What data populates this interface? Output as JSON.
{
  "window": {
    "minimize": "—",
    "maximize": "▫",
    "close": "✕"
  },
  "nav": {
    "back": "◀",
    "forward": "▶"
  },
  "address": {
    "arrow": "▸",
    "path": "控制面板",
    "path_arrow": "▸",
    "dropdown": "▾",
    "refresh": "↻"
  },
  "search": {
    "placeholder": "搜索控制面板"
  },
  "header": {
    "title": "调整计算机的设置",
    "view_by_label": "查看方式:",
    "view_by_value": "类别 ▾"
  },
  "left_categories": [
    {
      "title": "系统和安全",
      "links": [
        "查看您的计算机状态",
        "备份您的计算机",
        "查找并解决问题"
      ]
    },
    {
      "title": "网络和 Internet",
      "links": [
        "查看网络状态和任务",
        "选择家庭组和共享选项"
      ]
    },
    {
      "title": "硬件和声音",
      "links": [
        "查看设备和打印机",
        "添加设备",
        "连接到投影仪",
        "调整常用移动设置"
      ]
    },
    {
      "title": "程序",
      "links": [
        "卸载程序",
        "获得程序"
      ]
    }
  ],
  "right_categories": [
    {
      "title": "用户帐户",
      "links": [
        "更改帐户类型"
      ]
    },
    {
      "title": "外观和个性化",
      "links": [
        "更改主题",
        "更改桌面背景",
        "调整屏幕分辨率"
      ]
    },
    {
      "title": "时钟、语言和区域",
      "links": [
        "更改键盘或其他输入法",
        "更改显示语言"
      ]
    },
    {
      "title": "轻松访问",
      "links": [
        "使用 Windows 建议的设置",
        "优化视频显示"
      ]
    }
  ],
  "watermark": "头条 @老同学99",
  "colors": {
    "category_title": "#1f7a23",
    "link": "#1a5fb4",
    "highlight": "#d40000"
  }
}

***

Transcribe every entry word for word.

Solution.
What data populates this interface? Output as JSON.
{
  "window": {
    "minimize": "—",
    "maximize": "▫",
    "close": "✕"
  },
  "nav": {
    "back": "◀",
    "forward": "▶"
  },
  "address": {
    "arrow": "▸",
    "path": "控制面板",
    "path_arrow": "▸",
    "dropdown": "▾",
    "refresh": "↻"
  },
  "search": {
    "placeholder": "搜索控制面板"
  },
  "header": {
    "title": "调整计算机的设置",
    "view_by_label": "查看方式:",
    "view_by_value": "类别 ▾"
  },
  "left_categories": [
    {
      "title": "系统和安全",
      "links": [
        "查看您的计算机状态",
        "备份您的计算机",
        "查找并解决问题"
      ]
    },
    {
      "title": "网络和 Internet",
      "links": [
        "查看网络状态和任务",
        "选择家庭组和共享选项"
      ]
    },
    {
      "title": "硬件和声音",
      "links": [
        "查看设备和打印机",
        "添加设备",
        "连接到投影仪",
        "调整常用移动设置"
      ]
    },
    {
      "title": "程序",
      "links": [
        "卸载程序",
        "获得程序"
      ]
    }
  ],
  "right_categories": [
    {
      "title": "用户帐户",
      "links": [
        "更改帐户类型"
      ]
    },
    {
      "title": "外观和个性化",
      "links": [
        "更改主题",
        "更改桌面背景",
        "调整屏幕分辨率"
      ]
    },
    {
      "title": "时钟、语言和区域",
      "links": [
        "更改键盘或其他输入法",
        "更改显示语言"
      ]
    },
    {
      "title": "轻松访问",
      "links": [
        "使用 Windows 建议的设置",
        "优化视频显示"
      ]
    }
  ],
  "watermark": "头条 @老同学99",
  "colors": {
    "category_title": "#1f7a23",
    "link": "#1a5fb4",
    "highlight": "#d40000"
  }
}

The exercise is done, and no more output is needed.